_WHAT TO WORK ON_: In the records below, find each line containing the word "продукцию" and copy it.

# # #

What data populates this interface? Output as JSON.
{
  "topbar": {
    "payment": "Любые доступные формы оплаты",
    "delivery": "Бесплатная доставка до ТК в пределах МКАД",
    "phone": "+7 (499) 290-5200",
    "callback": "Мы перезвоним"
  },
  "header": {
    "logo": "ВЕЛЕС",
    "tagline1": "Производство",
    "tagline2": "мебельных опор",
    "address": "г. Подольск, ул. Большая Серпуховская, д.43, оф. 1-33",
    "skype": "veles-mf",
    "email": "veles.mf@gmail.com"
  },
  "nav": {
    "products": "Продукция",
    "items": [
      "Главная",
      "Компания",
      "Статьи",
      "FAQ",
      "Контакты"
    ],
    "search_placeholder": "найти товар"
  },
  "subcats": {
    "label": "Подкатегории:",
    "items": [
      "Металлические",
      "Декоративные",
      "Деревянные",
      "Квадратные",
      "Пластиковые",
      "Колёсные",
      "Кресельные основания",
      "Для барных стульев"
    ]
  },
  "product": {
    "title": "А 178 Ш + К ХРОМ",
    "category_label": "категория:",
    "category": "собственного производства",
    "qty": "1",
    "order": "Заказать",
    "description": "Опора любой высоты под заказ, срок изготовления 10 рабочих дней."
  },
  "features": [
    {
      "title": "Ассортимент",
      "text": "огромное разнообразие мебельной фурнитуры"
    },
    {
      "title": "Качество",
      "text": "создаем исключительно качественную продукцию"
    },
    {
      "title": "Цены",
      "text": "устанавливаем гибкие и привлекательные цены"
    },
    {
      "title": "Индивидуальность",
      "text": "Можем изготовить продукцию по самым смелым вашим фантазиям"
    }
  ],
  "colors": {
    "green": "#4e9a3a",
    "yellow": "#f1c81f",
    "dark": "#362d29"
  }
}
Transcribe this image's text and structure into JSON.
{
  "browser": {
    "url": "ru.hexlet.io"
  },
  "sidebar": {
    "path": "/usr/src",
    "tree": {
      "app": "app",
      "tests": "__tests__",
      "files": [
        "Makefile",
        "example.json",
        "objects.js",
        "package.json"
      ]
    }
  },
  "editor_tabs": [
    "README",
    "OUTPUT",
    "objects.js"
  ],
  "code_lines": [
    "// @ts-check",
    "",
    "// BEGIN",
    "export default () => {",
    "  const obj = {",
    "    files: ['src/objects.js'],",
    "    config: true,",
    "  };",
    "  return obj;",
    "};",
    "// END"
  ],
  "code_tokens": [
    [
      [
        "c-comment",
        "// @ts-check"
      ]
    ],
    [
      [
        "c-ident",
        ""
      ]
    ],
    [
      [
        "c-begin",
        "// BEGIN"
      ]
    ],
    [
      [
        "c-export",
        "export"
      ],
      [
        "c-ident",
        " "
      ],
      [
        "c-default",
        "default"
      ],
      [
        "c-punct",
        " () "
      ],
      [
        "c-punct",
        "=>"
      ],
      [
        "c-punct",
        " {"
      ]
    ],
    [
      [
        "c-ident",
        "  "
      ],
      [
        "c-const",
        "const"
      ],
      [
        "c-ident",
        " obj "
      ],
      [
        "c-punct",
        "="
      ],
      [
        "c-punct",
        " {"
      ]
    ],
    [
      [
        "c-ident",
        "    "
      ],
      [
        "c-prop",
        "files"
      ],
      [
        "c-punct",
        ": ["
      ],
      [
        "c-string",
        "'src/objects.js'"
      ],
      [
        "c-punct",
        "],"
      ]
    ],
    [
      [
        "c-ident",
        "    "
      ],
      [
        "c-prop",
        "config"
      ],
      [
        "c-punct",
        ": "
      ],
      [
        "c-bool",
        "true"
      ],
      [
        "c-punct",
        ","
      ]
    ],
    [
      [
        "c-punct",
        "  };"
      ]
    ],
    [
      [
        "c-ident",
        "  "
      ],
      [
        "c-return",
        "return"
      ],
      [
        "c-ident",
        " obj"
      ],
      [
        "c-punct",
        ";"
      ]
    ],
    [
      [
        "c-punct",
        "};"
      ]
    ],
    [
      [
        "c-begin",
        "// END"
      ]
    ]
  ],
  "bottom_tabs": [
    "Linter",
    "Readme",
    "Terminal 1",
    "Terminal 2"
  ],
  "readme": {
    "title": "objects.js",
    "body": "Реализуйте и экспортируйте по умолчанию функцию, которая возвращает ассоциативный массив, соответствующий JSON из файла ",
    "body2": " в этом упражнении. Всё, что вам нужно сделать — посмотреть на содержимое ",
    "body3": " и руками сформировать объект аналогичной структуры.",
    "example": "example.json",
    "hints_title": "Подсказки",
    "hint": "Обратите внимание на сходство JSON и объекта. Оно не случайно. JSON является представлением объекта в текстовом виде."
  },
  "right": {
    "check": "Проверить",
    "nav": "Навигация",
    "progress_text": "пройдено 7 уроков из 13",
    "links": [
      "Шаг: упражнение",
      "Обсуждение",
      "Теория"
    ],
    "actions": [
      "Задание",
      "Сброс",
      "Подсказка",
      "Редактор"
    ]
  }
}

# # #

_EXERCISE ANSWER_:
      "text": "создаем исключительно качественную продукцию"
      "text": "Можем изготовить продукцию по самым смелым вашим фантазиям"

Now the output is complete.